__Task to complete__. Would you restate the entries below word for word, leaving out the images?

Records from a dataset
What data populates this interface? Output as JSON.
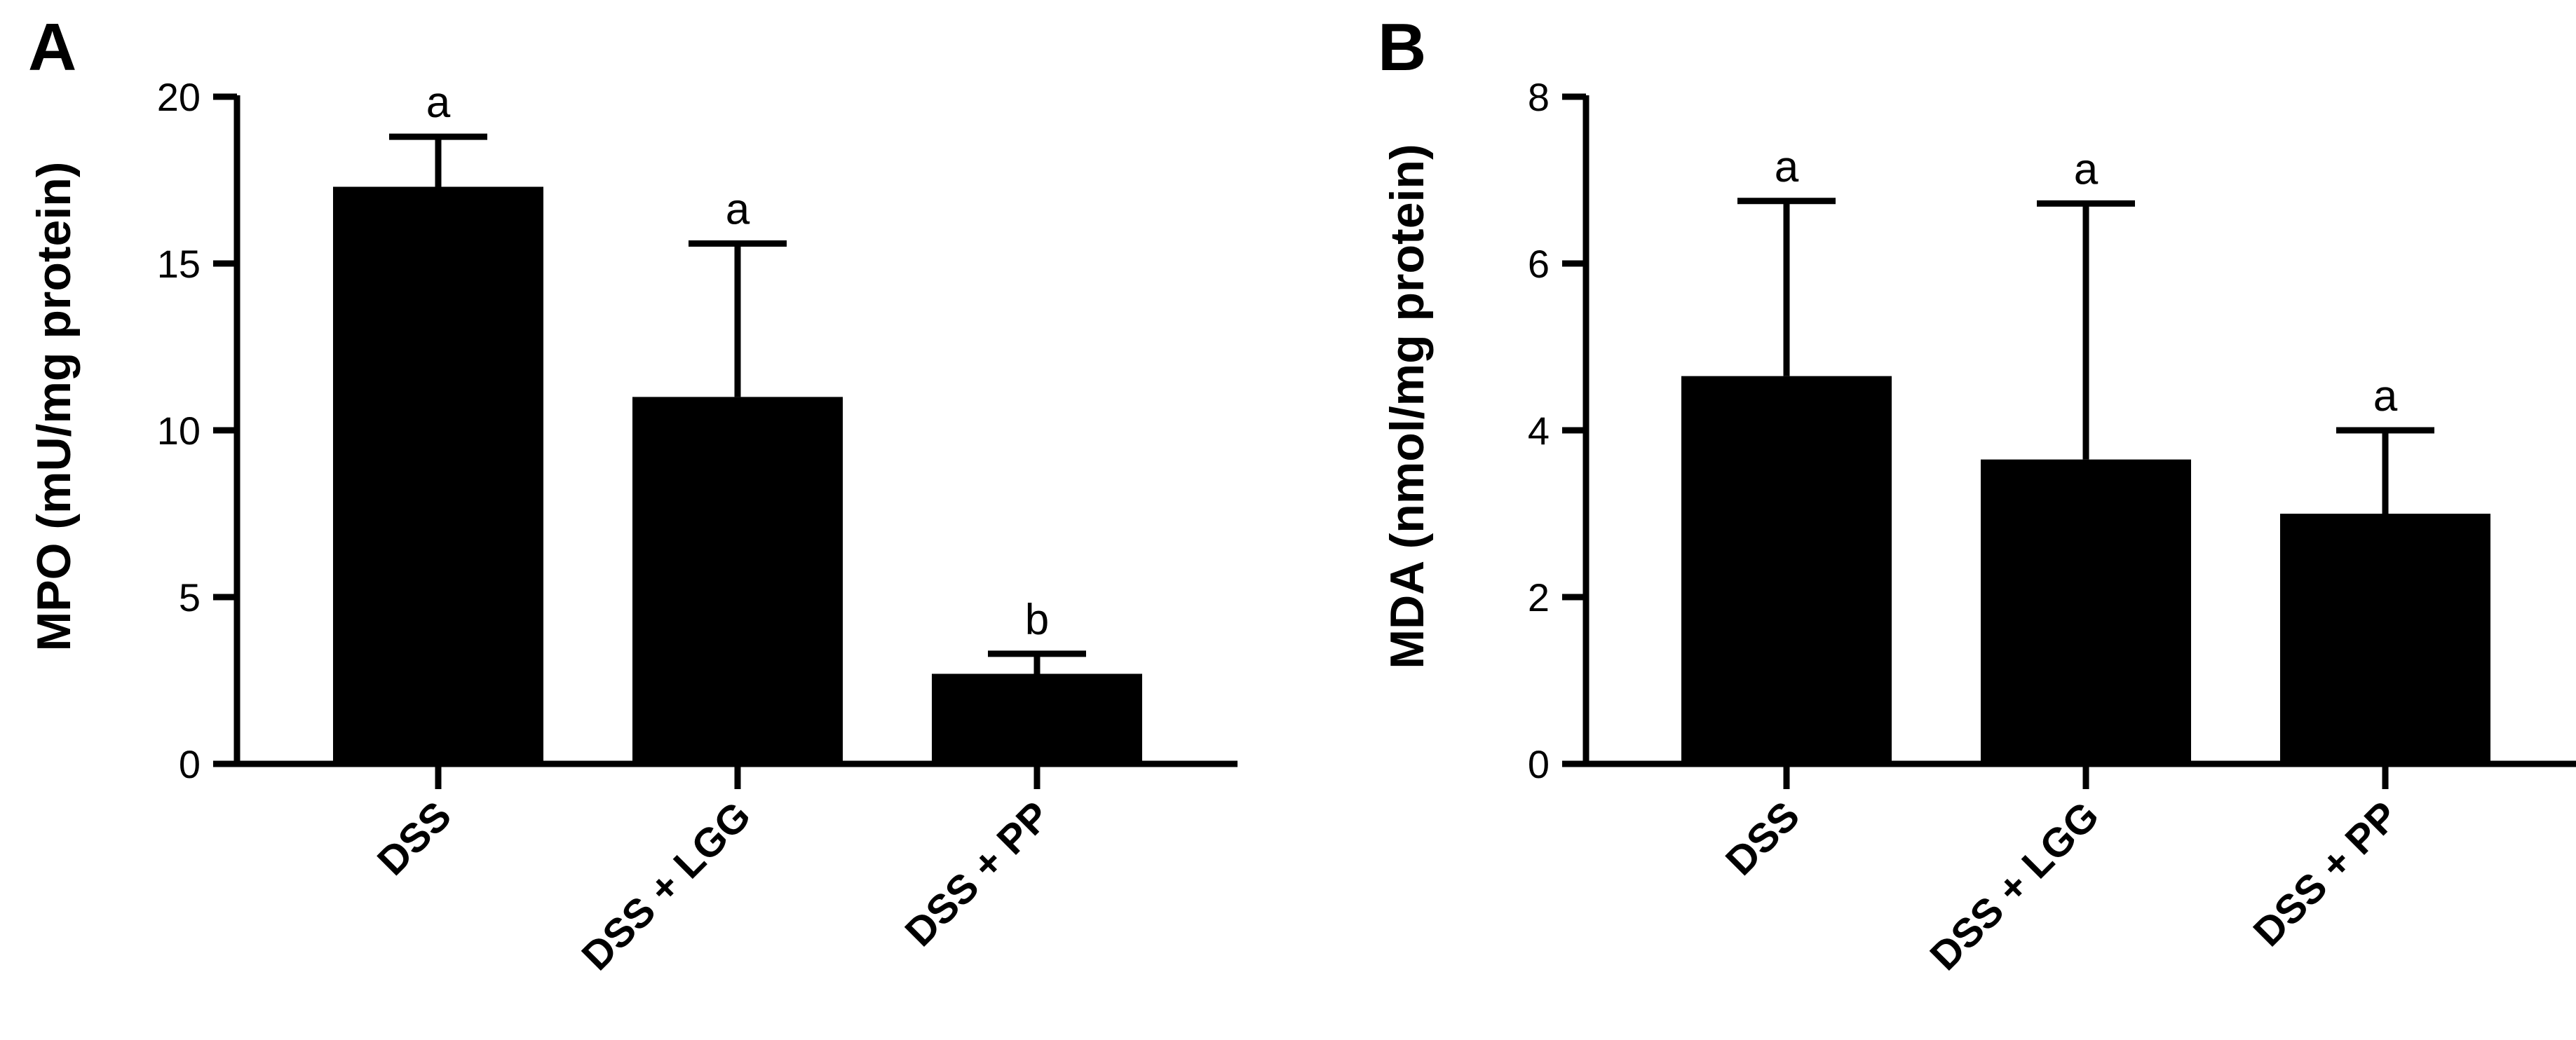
{
  "figure": {
    "background": "#ffffff",
    "bar_color": "#000000"
  },
  "chart_data": [
    {
      "type": "bar",
      "panel_label": "A",
      "title": "",
      "xlabel": "",
      "ylabel": "MPO (mU/mg protein)",
      "ylim": [
        0,
        20
      ],
      "yticks": [
        0,
        5,
        10,
        15,
        20
      ],
      "categories": [
        "DSS",
        "DSS + LGG",
        "DSS + PP"
      ],
      "values": [
        17.3,
        11.0,
        2.7
      ],
      "error_upper": [
        18.8,
        15.6,
        3.3
      ],
      "significance": [
        "a",
        "a",
        "b"
      ],
      "grid": false,
      "legend": "none"
    },
    {
      "type": "bar",
      "panel_label": "B",
      "title": "",
      "xlabel": "",
      "ylabel": "MDA (nmol/mg protein)",
      "ylim": [
        0,
        8
      ],
      "yticks": [
        0,
        2,
        4,
        6,
        8
      ],
      "categories": [
        "DSS",
        "DSS + LGG",
        "DSS + PP"
      ],
      "values": [
        4.65,
        3.65,
        3.0
      ],
      "error_upper": [
        6.75,
        6.72,
        4.0
      ],
      "significance": [
        "a",
        "a",
        "a"
      ],
      "grid": false,
      "legend": "none"
    }
  ]
}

__Task solution__.
What data populates this interface? Output as JSON.
{
  "figure": {
    "background": "#ffffff",
    "bar_color": "#000000"
  },
  "chart_data": [
    {
      "type": "bar",
      "panel_label": "A",
      "title": "",
      "xlabel": "",
      "ylabel": "MPO (mU/mg protein)",
      "ylim": [
        0,
        20
      ],
      "yticks": [
        0,
        5,
        10,
        15,
        20
      ],
      "categories": [
        "DSS",
        "DSS + LGG",
        "DSS + PP"
      ],
      "values": [
        17.3,
        11.0,
        2.7
      ],
      "error_upper": [
        18.8,
        15.6,
        3.3
      ],
      "significance": [
        "a",
        "a",
        "b"
      ],
      "grid": false,
      "legend": "none"
    },
    {
      "type": "bar",
      "panel_label": "B",
      "title": "",
      "xlabel": "",
      "ylabel": "MDA (nmol/mg protein)",
      "ylim": [
        0,
        8
      ],
      "yticks": [
        0,
        2,
        4,
        6,
        8
      ],
      "categories": [
        "DSS",
        "DSS + LGG",
        "DSS + PP"
      ],
      "values": [
        4.65,
        3.65,
        3.0
      ],
      "error_upper": [
        6.75,
        6.72,
        4.0
      ],
      "significance": [
        "a",
        "a",
        "a"
      ],
      "grid": false,
      "legend": "none"
    }
  ]
}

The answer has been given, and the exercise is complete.